Stated goal
Reproduce each line that includes the word "title".

(Figure dataset records)
──────────────────────────────

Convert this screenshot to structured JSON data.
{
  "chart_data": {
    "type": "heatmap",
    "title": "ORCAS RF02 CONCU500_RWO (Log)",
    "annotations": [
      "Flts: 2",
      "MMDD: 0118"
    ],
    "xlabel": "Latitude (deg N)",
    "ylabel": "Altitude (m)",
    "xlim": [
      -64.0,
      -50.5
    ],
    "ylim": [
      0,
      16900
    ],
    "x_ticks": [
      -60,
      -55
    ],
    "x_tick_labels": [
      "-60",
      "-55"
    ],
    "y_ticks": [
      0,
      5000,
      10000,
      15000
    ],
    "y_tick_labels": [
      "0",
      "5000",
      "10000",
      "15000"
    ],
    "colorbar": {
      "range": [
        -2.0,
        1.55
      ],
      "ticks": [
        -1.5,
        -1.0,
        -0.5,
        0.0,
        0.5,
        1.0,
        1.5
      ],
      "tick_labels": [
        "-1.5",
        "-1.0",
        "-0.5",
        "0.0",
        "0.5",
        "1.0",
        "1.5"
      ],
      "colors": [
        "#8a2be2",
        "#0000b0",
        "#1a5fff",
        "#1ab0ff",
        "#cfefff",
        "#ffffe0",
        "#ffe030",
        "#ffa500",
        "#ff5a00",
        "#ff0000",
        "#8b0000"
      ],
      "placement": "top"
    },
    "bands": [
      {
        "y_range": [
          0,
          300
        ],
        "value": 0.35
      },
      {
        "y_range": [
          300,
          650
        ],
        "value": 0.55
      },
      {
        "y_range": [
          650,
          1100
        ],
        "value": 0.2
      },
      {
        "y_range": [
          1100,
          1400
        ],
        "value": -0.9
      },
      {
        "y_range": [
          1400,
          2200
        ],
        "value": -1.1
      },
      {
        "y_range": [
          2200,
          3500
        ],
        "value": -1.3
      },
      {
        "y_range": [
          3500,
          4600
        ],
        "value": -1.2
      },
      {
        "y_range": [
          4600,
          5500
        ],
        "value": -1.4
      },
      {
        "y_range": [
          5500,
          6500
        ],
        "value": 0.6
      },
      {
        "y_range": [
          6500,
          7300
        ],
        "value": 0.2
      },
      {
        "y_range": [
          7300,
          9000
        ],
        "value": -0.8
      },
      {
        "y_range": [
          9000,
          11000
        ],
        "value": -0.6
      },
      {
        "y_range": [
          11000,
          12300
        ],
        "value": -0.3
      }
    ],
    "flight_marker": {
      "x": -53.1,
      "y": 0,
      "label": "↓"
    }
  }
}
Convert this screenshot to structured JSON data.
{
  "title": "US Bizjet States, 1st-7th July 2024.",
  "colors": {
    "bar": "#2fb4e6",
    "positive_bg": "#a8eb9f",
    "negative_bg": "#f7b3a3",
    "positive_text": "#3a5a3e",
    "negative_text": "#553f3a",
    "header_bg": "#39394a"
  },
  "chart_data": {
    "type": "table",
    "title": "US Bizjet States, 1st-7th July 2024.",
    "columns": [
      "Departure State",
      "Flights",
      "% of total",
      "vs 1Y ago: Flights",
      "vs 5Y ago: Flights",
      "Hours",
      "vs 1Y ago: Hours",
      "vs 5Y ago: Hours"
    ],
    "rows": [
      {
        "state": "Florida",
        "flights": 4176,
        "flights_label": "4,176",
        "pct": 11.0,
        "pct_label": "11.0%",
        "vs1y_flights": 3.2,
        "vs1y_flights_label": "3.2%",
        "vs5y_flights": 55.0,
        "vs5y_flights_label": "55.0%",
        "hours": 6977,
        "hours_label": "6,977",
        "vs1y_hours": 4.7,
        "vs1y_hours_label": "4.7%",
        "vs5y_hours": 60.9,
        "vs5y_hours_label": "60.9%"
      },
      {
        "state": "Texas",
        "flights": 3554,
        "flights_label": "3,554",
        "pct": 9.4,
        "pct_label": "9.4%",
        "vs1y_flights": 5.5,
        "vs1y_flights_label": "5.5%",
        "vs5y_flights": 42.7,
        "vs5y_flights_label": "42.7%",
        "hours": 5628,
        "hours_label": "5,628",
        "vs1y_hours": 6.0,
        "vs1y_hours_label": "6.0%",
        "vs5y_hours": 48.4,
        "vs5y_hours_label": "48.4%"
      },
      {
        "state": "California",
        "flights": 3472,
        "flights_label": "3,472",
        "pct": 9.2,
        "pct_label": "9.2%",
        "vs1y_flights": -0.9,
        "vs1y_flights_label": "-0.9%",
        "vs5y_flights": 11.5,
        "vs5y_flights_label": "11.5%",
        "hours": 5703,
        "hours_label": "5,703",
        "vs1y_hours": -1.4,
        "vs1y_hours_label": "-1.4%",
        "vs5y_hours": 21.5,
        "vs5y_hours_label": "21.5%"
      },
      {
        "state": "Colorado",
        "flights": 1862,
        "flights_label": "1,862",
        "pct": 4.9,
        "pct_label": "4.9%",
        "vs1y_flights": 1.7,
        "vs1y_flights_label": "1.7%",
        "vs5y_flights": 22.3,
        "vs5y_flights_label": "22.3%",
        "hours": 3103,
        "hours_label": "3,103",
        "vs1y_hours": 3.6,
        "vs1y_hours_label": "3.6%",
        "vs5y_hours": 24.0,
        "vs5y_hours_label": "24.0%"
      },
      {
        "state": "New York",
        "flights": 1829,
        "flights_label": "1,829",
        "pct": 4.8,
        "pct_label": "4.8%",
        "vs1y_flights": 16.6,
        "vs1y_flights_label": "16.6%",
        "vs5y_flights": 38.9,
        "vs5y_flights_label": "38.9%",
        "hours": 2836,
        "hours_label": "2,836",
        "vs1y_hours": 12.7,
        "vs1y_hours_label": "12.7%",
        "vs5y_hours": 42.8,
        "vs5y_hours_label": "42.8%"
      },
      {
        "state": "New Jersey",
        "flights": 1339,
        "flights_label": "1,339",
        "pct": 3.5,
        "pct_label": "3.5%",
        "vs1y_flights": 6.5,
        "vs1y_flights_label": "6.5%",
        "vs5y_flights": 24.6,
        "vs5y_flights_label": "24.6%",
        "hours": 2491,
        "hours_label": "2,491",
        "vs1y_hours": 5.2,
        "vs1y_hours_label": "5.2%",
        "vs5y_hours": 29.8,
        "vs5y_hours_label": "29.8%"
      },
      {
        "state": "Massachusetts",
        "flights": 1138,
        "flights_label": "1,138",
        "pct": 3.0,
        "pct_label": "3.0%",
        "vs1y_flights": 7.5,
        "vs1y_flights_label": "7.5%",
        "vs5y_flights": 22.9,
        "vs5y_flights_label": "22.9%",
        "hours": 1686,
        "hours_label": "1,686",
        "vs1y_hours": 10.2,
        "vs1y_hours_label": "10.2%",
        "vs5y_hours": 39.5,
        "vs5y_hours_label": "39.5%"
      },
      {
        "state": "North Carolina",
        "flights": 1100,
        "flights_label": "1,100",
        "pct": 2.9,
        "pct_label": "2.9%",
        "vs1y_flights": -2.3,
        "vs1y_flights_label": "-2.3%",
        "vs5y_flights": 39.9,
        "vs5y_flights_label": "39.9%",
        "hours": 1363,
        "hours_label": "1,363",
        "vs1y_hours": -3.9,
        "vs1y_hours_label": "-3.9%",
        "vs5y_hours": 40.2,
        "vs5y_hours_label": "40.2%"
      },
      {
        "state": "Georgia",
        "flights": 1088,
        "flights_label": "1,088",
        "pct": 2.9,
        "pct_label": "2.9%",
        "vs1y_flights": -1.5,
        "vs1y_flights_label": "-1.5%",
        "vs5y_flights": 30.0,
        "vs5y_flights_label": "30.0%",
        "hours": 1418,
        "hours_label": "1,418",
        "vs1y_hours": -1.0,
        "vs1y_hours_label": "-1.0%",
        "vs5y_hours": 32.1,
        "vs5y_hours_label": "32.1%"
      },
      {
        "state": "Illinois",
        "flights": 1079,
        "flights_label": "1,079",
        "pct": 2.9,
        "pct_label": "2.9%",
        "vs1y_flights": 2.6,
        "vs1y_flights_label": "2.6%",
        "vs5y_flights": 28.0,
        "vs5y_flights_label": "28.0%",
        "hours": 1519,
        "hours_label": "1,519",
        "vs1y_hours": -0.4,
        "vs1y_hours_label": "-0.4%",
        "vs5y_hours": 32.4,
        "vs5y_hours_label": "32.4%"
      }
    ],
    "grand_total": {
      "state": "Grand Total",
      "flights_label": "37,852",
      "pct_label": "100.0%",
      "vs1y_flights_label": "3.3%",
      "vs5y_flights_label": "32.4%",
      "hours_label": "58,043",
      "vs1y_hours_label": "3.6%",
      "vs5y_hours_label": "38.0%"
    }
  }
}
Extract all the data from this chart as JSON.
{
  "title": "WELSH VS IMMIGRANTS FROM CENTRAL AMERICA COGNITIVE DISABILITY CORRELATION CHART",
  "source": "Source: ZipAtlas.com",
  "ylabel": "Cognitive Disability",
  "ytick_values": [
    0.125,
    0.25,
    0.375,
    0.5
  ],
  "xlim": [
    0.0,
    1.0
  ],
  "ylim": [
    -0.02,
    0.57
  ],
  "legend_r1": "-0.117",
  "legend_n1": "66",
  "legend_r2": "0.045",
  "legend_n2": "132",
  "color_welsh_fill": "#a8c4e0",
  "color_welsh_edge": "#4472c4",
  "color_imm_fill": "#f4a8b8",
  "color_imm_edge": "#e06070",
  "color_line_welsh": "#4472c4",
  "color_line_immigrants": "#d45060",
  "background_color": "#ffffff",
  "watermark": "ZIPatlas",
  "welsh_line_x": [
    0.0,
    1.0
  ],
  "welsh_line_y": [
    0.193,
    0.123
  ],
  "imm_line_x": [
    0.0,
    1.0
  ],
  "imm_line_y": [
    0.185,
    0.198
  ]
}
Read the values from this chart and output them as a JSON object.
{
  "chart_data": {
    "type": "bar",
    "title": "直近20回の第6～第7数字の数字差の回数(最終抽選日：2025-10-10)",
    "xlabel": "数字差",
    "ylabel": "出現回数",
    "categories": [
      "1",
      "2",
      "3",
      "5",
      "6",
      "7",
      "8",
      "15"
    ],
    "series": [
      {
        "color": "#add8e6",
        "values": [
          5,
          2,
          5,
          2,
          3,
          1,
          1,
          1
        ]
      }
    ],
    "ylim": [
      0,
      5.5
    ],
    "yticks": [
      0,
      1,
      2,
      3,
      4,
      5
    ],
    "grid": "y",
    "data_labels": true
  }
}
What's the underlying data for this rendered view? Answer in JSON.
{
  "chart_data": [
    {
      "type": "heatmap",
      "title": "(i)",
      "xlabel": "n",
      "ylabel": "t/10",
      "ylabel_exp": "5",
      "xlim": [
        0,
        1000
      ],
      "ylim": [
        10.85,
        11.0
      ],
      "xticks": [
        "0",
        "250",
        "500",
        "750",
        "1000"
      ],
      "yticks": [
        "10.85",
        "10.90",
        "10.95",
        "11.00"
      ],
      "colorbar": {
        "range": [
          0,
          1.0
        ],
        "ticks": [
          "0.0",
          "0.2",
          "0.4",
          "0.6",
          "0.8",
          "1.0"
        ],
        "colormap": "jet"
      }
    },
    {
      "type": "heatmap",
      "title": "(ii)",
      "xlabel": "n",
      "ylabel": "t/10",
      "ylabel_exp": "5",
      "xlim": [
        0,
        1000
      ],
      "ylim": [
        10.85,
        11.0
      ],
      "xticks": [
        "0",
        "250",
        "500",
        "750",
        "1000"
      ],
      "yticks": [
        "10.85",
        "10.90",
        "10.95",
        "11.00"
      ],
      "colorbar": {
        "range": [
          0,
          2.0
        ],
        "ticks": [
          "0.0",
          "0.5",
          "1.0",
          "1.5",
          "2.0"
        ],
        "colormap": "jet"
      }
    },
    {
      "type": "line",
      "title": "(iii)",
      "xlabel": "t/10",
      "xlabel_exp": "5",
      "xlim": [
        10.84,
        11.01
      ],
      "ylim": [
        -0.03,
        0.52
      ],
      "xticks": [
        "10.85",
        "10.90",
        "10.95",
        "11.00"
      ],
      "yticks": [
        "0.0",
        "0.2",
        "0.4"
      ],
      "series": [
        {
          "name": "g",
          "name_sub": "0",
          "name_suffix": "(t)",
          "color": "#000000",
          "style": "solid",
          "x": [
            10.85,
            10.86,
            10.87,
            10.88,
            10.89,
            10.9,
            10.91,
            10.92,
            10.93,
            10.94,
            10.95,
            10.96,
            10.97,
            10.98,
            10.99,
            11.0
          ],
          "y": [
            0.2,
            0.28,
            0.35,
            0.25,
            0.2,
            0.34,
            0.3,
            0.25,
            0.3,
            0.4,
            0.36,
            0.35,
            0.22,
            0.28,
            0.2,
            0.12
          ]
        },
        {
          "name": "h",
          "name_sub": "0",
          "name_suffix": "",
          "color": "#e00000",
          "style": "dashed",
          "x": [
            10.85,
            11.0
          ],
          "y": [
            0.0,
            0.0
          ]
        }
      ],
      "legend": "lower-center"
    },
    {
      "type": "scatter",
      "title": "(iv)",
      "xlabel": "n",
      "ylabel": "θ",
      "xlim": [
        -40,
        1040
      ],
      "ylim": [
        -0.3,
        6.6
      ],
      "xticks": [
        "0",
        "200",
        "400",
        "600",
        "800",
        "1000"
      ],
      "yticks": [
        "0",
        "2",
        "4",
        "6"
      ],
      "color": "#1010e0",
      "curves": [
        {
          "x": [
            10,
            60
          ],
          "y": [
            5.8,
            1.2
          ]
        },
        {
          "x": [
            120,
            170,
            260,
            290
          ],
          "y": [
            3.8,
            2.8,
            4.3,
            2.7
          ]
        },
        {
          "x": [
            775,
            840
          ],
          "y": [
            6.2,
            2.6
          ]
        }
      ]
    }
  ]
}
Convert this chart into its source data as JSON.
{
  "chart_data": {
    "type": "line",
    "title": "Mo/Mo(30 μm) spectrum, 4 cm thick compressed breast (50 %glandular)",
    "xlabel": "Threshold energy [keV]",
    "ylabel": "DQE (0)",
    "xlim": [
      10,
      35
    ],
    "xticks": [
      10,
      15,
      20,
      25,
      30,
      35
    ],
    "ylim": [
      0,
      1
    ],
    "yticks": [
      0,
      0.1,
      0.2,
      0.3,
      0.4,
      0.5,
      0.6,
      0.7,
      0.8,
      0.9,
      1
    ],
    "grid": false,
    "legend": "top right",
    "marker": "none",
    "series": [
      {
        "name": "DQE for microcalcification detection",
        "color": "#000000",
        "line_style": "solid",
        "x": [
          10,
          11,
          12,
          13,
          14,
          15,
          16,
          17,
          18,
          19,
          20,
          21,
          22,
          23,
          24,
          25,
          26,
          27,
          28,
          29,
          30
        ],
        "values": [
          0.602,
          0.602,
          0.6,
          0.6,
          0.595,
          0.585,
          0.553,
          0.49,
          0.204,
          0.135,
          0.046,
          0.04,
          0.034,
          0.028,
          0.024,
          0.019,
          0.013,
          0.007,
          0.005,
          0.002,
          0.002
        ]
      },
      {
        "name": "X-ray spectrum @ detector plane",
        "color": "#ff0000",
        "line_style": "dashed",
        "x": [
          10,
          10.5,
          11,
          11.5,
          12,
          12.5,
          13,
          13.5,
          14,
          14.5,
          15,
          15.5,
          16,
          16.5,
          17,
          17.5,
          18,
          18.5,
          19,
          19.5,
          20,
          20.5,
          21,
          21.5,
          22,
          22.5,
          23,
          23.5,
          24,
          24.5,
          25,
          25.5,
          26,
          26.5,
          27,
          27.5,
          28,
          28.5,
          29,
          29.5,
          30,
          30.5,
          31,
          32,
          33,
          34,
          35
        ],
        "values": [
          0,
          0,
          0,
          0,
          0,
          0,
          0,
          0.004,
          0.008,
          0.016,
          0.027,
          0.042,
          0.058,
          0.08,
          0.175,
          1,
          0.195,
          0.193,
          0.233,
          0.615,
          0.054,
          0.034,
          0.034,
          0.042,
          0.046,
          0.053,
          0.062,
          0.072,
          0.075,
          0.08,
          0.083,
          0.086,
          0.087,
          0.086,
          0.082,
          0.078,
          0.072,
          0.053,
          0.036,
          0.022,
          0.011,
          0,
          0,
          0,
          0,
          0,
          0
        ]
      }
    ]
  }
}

──────────────────────────────

Output
    "title": "ORCAS RF02 CONCU500_RWO (Log)",
  "title": "US Bizjet States, 1st-7th July 2024.",
    "title": "US Bizjet States, 1st-7th July 2024.",
  "title": "WELSH VS IMMIGRANTS FROM CENTRAL AMERICA COGNITIVE DISABILITY CORRELATION CHART",
    "title": "直近20回の第6～第7数字の数字差の回数(最終抽選日：2025-10-10)",
      "title": "(i)",
      "title": "(ii)",
      "title": "(iii)",
      "title": "(iv)",
    "title": "Mo/Mo(30 μm) spectrum, 4 cm thick compressed breast (50 %glandular)",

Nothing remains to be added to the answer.